====== PROVIDED ENTRIES ======

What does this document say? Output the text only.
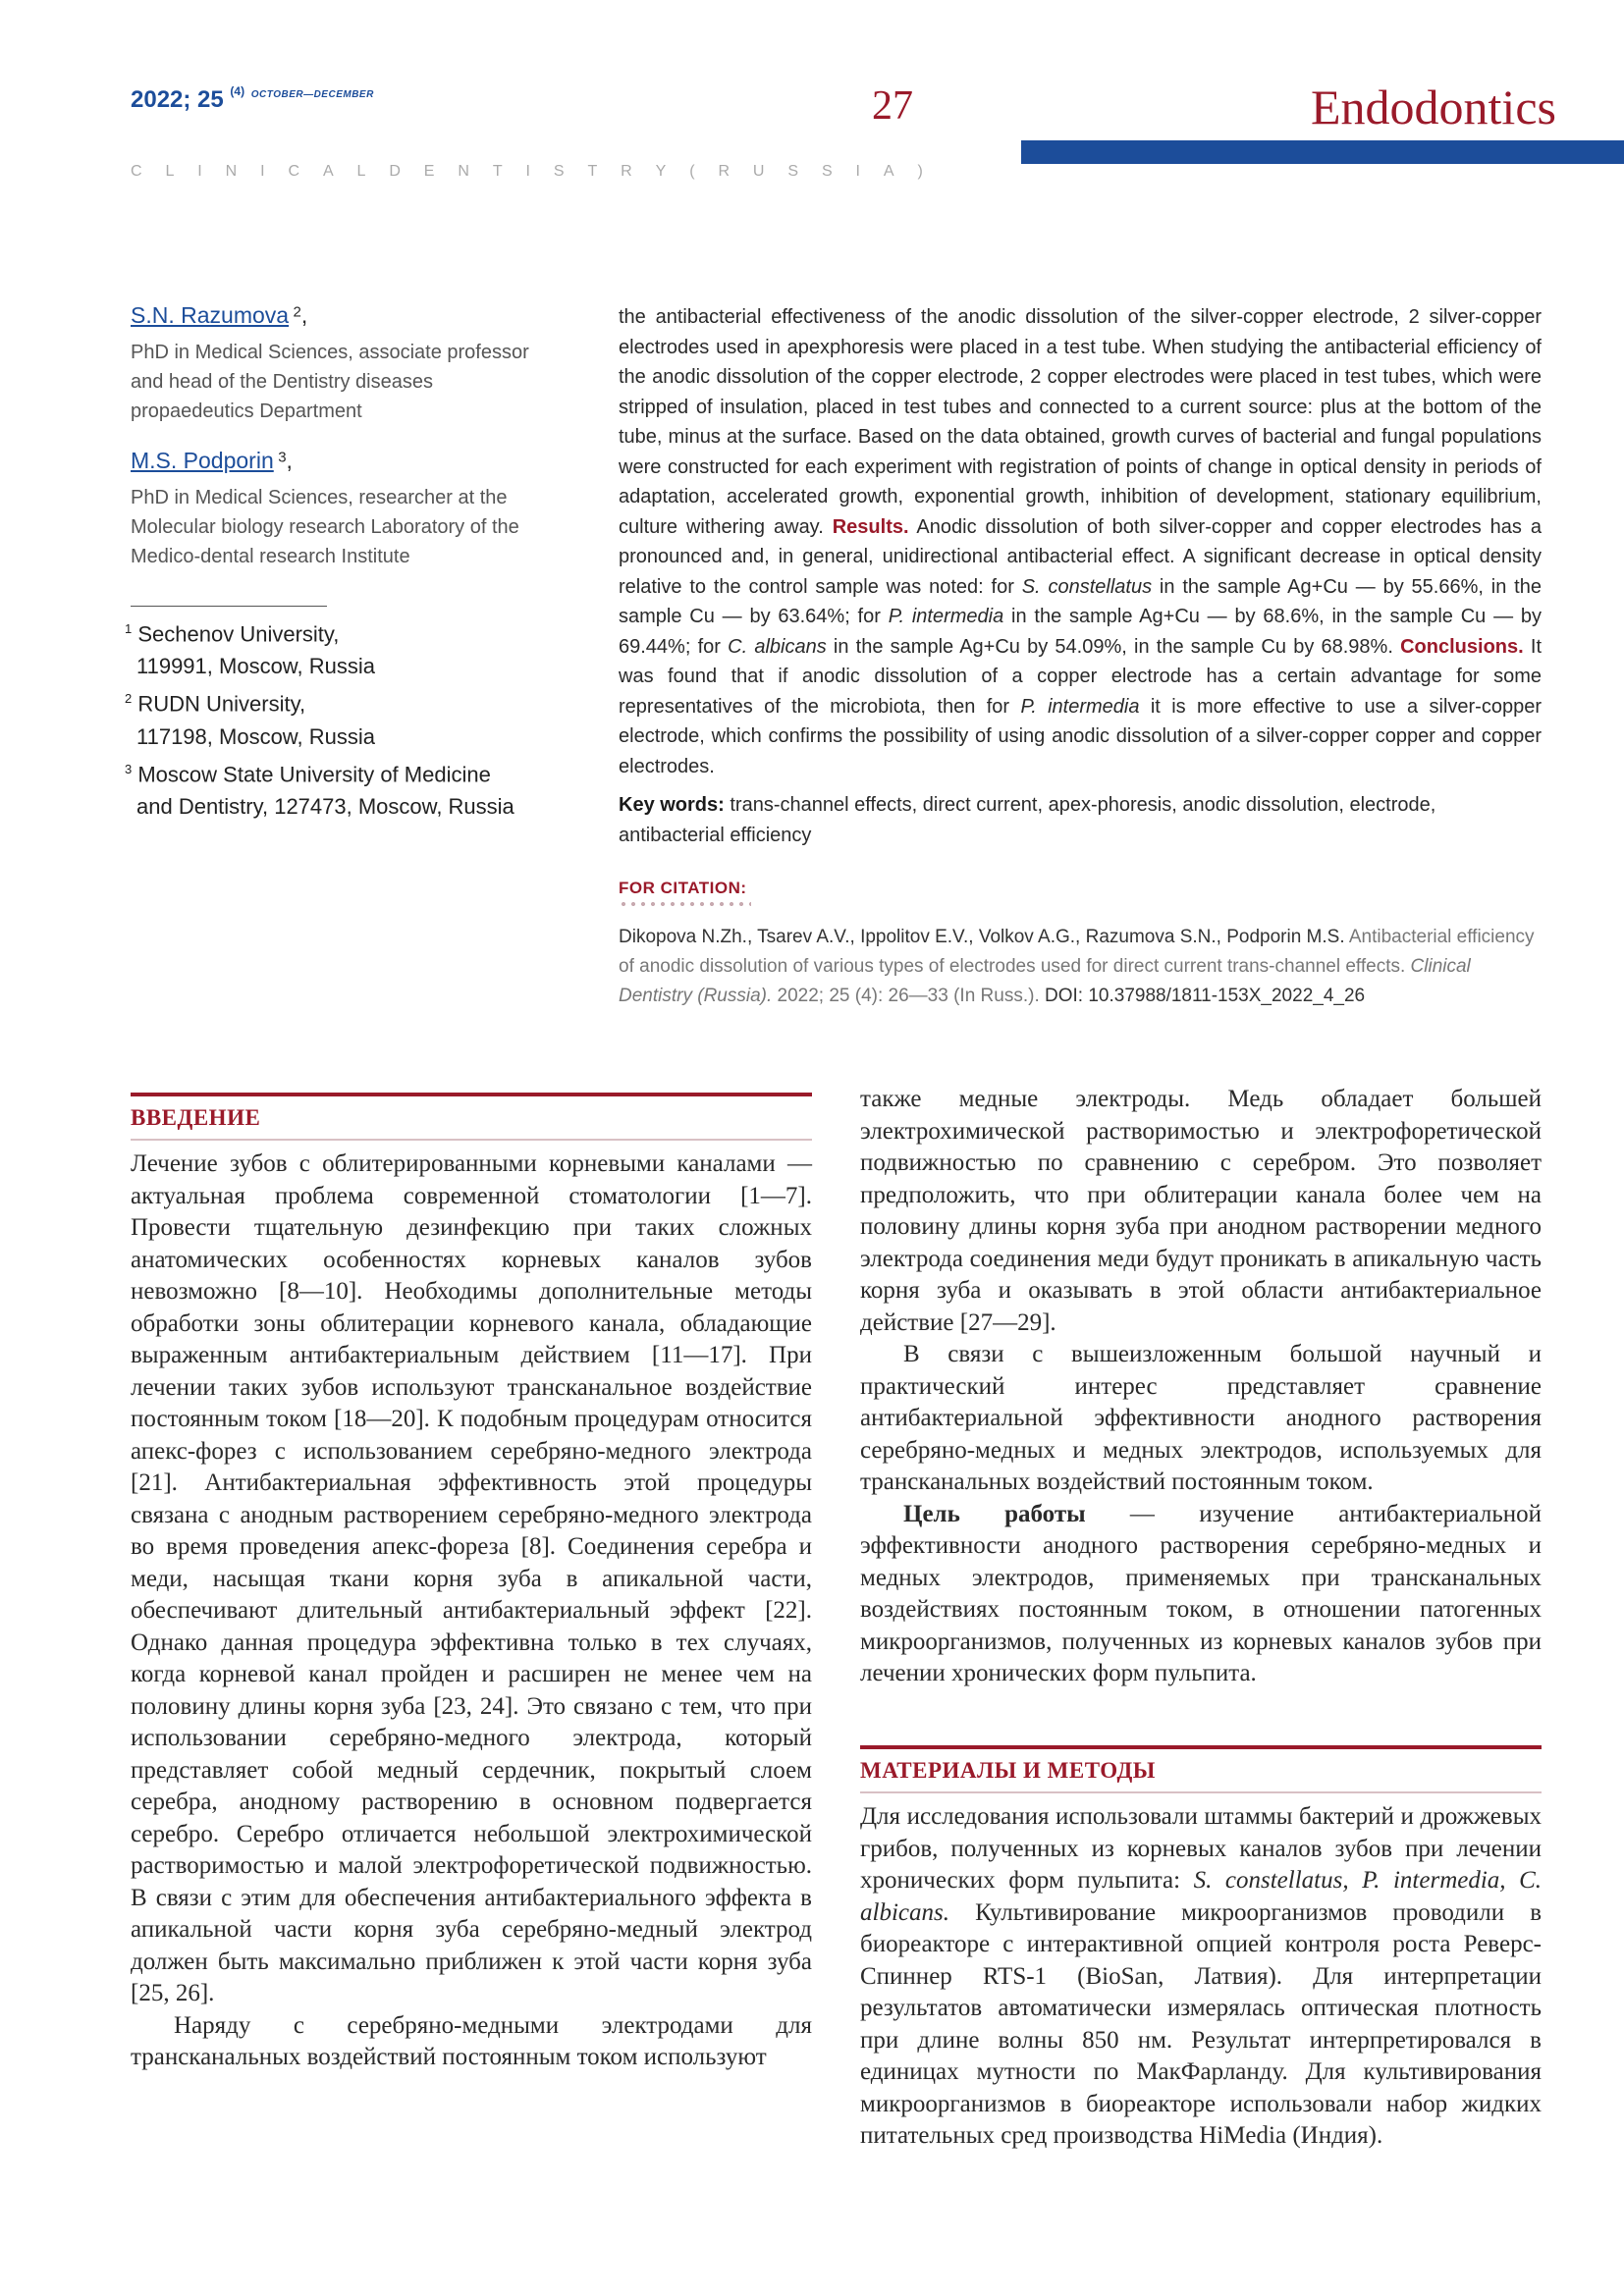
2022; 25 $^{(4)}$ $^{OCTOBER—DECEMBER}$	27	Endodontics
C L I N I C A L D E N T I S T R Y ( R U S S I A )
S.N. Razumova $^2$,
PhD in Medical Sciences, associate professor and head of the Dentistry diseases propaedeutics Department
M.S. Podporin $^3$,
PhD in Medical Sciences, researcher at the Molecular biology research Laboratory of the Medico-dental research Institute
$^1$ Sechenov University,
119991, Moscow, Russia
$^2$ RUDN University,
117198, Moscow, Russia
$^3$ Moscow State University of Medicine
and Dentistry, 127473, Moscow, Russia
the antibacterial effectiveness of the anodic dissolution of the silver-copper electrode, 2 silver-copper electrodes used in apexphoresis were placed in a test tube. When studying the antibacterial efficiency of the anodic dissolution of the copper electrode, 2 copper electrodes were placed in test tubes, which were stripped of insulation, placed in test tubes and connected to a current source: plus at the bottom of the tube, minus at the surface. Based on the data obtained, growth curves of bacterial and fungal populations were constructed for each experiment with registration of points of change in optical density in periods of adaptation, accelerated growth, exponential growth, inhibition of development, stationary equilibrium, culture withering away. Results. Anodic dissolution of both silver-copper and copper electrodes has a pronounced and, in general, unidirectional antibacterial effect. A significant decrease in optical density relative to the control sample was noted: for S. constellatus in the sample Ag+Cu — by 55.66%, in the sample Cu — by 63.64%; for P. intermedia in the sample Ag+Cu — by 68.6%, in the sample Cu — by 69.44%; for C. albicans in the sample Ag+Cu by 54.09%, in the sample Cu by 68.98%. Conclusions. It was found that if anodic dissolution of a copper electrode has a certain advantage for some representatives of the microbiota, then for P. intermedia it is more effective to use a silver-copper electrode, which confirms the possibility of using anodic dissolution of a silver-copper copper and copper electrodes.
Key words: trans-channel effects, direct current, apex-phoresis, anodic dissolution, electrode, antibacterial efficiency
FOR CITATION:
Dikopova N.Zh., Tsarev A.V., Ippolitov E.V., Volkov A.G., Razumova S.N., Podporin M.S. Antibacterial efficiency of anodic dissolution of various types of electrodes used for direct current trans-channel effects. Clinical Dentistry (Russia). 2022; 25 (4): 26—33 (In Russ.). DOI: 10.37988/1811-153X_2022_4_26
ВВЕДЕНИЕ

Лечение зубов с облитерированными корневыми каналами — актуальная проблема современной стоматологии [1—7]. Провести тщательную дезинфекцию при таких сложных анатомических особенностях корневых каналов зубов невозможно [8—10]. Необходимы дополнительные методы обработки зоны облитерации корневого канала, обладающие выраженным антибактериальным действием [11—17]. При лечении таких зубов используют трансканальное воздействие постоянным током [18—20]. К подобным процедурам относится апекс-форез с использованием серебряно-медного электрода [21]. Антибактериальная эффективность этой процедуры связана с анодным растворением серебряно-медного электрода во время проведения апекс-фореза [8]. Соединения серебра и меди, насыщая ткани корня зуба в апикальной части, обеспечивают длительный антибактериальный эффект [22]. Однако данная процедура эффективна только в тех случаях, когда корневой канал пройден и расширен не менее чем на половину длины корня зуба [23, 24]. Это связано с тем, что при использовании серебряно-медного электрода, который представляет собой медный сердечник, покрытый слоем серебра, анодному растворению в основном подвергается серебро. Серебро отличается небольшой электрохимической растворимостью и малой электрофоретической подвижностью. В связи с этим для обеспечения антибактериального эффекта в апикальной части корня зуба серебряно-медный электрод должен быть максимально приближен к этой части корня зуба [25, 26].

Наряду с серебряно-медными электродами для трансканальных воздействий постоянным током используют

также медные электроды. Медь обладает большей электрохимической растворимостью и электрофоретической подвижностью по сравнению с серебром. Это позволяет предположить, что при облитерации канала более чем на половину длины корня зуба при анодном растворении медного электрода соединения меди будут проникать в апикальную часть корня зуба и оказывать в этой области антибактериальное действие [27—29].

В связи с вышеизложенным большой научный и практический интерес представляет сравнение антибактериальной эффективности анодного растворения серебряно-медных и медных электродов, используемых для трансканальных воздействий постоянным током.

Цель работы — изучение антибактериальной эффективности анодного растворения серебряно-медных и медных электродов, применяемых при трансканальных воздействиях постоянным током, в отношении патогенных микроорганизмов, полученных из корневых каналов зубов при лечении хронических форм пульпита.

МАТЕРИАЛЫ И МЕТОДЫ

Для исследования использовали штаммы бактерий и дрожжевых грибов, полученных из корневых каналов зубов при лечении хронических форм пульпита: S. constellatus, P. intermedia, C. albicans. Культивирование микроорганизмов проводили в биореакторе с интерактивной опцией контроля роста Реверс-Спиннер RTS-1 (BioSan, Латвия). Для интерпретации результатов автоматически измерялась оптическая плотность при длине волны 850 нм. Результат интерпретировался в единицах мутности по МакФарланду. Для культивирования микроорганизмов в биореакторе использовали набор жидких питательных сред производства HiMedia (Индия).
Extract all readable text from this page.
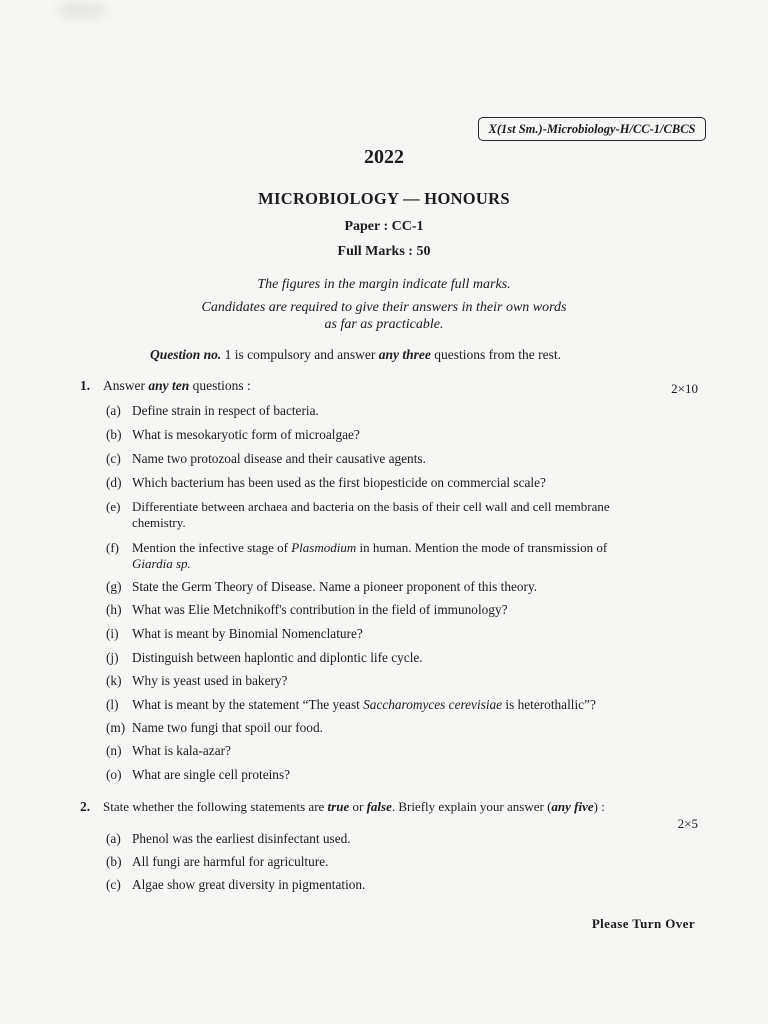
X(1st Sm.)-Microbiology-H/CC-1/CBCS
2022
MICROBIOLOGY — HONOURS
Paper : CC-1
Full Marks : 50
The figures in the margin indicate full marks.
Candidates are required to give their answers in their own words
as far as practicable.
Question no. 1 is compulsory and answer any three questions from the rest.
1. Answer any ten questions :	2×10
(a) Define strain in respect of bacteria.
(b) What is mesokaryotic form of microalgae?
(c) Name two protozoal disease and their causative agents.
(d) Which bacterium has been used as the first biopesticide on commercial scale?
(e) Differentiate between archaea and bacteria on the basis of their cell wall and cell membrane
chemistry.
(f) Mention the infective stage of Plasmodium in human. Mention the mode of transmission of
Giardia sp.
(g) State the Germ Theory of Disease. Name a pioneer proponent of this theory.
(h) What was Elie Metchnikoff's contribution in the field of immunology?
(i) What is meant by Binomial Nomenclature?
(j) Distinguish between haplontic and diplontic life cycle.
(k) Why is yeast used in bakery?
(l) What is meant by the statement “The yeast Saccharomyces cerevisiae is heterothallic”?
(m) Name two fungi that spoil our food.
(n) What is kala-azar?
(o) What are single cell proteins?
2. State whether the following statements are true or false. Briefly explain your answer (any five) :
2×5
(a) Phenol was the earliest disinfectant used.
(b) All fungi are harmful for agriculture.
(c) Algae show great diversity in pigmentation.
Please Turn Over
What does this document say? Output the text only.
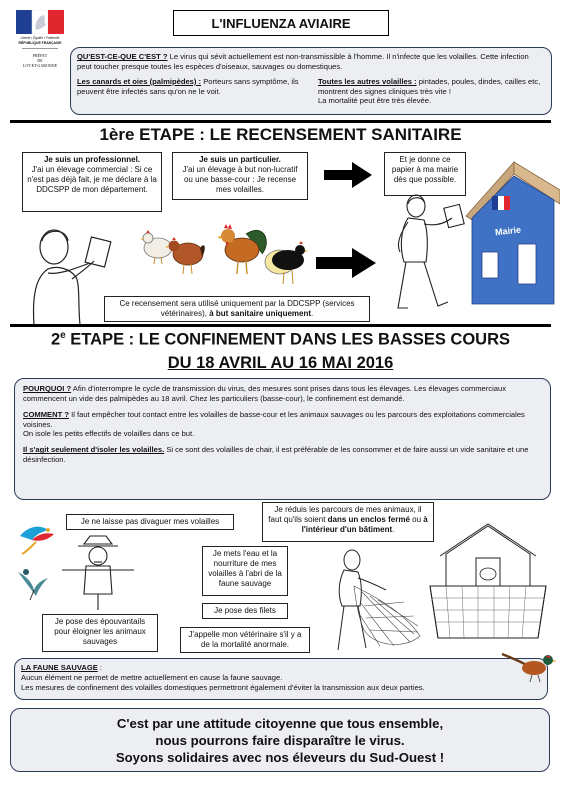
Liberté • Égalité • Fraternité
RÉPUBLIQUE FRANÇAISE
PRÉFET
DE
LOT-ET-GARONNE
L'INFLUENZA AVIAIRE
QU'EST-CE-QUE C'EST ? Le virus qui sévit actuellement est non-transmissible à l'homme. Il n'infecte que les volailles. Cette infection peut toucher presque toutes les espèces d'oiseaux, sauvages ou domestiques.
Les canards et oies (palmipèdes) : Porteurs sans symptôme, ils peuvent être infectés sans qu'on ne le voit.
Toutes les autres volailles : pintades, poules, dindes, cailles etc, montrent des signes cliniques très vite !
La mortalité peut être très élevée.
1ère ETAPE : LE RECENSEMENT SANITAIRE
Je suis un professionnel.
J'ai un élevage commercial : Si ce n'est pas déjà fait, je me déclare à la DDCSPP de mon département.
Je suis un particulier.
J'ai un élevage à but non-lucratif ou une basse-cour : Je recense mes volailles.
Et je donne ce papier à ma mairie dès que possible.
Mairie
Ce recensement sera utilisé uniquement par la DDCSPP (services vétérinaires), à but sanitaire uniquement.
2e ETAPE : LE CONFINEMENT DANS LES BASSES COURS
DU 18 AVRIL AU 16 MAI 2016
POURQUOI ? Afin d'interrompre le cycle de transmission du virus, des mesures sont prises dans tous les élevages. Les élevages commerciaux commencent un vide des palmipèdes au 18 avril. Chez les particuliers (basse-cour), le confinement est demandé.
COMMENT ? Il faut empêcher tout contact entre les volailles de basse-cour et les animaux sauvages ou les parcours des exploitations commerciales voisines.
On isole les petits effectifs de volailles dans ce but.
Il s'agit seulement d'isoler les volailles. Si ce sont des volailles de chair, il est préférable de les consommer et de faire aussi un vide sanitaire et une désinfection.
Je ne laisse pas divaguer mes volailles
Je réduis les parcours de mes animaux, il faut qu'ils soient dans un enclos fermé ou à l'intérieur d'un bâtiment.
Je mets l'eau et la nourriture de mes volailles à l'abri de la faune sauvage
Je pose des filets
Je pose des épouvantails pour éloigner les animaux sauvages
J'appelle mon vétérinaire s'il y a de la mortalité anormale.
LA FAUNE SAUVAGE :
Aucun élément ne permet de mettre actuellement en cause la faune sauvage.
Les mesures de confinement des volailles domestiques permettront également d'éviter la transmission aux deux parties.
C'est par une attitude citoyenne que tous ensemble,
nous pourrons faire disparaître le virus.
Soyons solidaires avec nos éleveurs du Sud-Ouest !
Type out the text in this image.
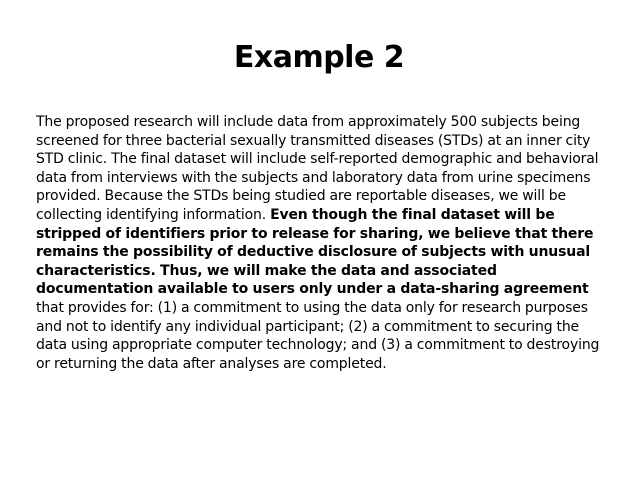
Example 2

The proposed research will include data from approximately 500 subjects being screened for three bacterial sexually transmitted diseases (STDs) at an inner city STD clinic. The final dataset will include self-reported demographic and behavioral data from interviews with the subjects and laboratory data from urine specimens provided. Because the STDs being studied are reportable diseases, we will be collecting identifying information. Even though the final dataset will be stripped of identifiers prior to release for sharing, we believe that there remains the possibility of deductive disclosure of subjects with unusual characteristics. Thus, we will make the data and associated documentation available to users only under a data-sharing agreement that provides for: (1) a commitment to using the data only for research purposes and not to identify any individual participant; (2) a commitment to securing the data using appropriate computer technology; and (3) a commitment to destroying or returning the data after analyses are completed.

======

▶ PROBLEM DESCRIPTION
For each line above that contains "Podporin", make a copy.

▶ ANSWER SECTION
M.S. Podporin $^3$,
Dikopova N.Zh., Tsarev A.V., Ippolitov E.V., Volkov A.G., Razumova S.N., Podporin M.S. Antibacterial efficiency of anodic dissolution of various types of electrodes used for direct current trans-channel effects. Clinical Dentistry (Russia). 2022; 25 (4): 26—33 (In Russ.). DOI: 10.37988/1811-153X_2022_4_26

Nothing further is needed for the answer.